### Items from a dataset
>>

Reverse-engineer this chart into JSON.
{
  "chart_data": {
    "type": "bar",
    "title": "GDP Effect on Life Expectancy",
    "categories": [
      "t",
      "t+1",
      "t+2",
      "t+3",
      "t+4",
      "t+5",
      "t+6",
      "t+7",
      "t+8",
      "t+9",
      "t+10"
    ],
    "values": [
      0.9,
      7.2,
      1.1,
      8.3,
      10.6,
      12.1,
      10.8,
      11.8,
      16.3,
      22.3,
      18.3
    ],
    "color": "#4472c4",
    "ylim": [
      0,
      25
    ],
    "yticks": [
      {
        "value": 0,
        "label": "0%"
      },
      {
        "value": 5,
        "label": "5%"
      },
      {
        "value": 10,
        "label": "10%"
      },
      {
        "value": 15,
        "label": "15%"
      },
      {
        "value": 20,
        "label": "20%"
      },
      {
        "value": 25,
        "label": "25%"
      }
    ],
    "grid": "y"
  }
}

<<

Extract all of the data exactly as written.

Reverse-engineer this chart into JSON.
{
  "chart_data": {
    "type": "bar",
    "title": "GDP Effect on Life Expectancy",
    "categories": [
      "t",
      "t+1",
      "t+2",
      "t+3",
      "t+4",
      "t+5",
      "t+6",
      "t+7",
      "t+8",
      "t+9",
      "t+10"
    ],
    "values": [
      0.9,
      7.2,
      1.1,
      8.3,
      10.6,
      12.1,
      10.8,
      11.8,
      16.3,
      22.3,
      18.3
    ],
    "color": "#4472c4",
    "ylim": [
      0,
      25
    ],
    "yticks": [
      {
        "value": 0,
        "label": "0%"
      },
      {
        "value": 5,
        "label": "5%"
      },
      {
        "value": 10,
        "label": "10%"
      },
      {
        "value": 15,
        "label": "15%"
      },
      {
        "value": 20,
        "label": "20%"
      },
      {
        "value": 25,
        "label": "25%"
      }
    ],
    "grid": "y"
  }
}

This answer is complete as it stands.